(Dataset items)
------------------------------------------------------------
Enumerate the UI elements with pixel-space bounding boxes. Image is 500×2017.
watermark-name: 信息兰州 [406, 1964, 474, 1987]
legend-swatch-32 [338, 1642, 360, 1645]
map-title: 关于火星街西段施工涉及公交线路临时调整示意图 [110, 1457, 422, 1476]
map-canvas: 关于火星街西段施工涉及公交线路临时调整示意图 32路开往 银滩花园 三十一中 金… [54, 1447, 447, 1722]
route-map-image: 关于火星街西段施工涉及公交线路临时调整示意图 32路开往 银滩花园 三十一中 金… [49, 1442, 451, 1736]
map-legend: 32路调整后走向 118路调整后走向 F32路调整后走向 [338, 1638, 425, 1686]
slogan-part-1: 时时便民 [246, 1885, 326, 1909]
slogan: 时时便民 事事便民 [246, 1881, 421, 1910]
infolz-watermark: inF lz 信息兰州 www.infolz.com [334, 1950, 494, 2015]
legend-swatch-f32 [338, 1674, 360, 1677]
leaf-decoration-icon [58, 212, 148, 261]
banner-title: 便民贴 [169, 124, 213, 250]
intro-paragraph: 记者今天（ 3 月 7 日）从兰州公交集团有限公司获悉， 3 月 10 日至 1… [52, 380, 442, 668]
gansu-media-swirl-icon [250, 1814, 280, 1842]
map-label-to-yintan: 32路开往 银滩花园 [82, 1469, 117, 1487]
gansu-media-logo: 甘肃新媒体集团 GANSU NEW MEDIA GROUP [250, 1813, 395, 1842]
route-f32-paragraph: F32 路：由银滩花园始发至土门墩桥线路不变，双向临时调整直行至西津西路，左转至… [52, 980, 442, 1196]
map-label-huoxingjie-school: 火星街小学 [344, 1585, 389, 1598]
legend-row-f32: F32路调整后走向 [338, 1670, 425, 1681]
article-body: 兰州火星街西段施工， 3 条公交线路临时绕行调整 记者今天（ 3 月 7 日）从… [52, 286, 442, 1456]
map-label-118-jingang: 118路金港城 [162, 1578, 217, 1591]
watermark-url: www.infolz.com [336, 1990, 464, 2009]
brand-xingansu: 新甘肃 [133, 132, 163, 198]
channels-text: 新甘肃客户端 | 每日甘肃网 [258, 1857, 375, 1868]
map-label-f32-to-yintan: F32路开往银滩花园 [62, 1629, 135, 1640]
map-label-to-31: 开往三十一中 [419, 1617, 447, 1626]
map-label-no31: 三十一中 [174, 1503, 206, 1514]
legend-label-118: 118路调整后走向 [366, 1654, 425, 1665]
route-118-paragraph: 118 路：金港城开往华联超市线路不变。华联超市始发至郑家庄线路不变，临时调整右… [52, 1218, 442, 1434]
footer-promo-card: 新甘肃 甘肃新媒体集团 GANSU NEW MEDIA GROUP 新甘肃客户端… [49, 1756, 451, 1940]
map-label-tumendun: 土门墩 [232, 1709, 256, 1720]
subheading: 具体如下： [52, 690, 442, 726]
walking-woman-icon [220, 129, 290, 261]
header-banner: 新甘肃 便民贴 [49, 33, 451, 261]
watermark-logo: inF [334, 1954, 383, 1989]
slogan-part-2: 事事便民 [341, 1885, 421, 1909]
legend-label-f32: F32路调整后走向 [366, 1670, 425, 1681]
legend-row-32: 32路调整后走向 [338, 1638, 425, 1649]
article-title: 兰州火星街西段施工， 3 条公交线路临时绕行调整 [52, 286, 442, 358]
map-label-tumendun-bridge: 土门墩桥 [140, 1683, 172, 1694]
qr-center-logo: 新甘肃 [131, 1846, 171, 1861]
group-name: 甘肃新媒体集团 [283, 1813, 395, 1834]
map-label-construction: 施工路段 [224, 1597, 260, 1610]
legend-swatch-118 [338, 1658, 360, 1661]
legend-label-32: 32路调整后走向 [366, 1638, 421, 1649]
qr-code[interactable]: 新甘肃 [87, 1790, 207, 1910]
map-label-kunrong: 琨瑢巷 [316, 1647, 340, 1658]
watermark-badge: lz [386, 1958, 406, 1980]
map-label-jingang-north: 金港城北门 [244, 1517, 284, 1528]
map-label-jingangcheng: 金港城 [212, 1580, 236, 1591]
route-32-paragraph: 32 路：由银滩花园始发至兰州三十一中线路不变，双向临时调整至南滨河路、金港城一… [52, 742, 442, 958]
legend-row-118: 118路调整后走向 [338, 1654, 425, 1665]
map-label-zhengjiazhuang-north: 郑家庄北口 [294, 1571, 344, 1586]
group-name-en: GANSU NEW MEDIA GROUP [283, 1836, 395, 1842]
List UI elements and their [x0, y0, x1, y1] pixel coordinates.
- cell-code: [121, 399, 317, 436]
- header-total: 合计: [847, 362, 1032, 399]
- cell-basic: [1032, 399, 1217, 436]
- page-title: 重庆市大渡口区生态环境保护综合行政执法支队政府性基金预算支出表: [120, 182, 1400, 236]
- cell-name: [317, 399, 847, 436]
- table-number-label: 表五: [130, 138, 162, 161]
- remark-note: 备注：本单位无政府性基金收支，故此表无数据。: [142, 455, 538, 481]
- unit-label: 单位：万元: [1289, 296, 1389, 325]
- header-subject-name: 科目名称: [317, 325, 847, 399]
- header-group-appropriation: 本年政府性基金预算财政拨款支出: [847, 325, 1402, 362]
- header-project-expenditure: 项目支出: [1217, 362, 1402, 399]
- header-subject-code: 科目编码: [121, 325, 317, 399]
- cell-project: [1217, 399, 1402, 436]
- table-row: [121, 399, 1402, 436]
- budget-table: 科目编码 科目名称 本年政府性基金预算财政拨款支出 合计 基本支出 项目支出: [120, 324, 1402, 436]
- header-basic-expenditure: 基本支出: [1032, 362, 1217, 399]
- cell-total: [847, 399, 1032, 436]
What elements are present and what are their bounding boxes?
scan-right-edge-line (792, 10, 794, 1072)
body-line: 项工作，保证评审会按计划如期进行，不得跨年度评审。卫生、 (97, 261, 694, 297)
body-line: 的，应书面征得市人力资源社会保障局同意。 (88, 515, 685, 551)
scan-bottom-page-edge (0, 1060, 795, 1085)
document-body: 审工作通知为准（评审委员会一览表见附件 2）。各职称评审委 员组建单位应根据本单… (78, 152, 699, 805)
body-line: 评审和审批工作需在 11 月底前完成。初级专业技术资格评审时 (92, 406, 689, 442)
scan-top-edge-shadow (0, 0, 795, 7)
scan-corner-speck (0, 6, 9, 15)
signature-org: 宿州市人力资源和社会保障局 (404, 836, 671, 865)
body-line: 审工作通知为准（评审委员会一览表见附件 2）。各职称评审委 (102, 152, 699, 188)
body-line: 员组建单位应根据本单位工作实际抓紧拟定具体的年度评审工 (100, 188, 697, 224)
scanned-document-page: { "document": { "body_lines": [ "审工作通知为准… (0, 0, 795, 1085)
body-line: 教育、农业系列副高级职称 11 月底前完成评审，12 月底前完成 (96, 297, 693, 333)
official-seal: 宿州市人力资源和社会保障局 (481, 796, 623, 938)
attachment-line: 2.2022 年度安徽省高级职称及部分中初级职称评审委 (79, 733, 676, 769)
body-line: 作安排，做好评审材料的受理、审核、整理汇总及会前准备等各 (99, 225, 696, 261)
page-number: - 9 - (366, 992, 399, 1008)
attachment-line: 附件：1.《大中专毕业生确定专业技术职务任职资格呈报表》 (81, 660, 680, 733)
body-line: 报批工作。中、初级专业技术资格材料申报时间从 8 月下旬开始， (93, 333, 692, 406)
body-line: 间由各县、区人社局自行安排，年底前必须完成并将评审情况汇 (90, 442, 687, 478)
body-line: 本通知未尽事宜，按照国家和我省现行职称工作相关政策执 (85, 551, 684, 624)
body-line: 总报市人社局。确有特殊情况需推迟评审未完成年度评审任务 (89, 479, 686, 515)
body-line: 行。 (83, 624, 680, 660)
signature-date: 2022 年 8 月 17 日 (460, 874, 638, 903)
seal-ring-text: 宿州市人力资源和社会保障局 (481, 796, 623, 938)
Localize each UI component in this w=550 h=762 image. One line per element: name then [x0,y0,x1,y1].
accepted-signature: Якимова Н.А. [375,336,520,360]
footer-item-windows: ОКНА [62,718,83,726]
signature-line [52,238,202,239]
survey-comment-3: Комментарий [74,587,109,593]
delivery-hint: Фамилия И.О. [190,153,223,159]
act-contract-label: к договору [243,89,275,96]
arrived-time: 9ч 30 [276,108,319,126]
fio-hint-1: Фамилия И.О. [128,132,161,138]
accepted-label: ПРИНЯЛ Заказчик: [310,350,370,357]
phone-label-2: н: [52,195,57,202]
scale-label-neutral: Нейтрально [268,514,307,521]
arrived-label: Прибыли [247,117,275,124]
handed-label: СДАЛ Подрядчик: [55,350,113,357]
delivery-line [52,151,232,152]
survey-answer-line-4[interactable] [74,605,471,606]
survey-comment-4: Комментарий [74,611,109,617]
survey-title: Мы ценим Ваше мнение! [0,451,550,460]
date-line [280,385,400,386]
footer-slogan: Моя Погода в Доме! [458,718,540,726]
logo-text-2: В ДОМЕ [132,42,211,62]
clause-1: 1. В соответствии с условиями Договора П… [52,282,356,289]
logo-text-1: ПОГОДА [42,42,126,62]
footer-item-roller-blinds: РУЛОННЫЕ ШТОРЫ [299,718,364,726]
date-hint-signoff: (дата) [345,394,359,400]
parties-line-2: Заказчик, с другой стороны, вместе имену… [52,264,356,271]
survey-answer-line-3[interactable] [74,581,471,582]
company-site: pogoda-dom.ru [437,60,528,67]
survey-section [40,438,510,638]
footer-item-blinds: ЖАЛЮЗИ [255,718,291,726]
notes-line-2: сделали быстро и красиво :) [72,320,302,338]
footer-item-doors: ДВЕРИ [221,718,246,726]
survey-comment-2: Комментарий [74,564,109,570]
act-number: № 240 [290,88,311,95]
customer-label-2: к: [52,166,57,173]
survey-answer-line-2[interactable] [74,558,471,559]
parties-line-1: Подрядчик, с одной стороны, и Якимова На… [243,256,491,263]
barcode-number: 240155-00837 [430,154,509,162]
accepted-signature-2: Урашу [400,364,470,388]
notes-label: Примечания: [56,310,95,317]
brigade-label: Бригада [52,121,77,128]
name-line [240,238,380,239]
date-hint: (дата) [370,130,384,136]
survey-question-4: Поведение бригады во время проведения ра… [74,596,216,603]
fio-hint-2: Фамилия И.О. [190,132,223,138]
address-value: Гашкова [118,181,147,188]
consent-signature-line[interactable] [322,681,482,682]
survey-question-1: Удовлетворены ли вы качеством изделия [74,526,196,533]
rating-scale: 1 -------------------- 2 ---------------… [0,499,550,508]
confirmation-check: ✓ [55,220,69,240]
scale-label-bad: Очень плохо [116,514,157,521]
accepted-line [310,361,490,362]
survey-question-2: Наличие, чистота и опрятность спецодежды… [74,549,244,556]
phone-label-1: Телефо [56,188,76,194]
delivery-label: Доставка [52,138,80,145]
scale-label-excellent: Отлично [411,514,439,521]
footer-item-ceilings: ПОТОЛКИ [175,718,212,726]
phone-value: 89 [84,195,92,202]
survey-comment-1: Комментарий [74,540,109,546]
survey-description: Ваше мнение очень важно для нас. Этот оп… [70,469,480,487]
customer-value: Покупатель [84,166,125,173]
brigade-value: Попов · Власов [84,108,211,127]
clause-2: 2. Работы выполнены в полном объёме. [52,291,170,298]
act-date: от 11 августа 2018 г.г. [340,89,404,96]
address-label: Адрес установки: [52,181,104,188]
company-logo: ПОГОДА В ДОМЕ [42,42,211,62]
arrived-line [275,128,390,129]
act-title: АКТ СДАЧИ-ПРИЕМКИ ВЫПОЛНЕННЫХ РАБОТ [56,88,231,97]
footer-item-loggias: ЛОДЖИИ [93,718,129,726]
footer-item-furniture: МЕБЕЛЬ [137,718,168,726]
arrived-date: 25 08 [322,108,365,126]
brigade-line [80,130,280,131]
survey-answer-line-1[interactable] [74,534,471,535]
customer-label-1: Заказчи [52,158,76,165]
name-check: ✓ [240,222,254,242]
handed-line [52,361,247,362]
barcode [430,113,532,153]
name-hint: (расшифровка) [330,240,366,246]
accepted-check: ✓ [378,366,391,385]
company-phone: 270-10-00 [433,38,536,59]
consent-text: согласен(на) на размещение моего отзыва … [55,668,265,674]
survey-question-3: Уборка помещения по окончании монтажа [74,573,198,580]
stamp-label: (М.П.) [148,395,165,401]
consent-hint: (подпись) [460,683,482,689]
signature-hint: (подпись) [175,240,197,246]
------------------------------------------------------------
WORK TO DO: Reproduce the entries word for word, from the first line of the entries through the line that contains "legend-swatch-f32 [338, 1674, 360, 1677]", with both ends included.

TASK ANSWER:
Enumerate the UI elements with pixel-space bounding boxes. Image is 500×2017.
watermark-name: 信息兰州 [406, 1964, 474, 1987]
legend-swatch-32 [338, 1642, 360, 1645]
map-title: 关于火星街西段施工涉及公交线路临时调整示意图 [110, 1457, 422, 1476]
map-canvas: 关于火星街西段施工涉及公交线路临时调整示意图 32路开往 银滩花园 三十一中 金… [54, 1447, 447, 1722]
route-map-image: 关于火星街西段施工涉及公交线路临时调整示意图 32路开往 银滩花园 三十一中 金… [49, 1442, 451, 1736]
map-legend: 32路调整后走向 118路调整后走向 F32路调整后走向 [338, 1638, 425, 1686]
slogan-part-1: 时时便民 [246, 1885, 326, 1909]
slogan: 时时便民 事事便民 [246, 1881, 421, 1910]
infolz-watermark: inF lz 信息兰州 www.infolz.com [334, 1950, 494, 2015]
legend-swatch-f32 [338, 1674, 360, 1677]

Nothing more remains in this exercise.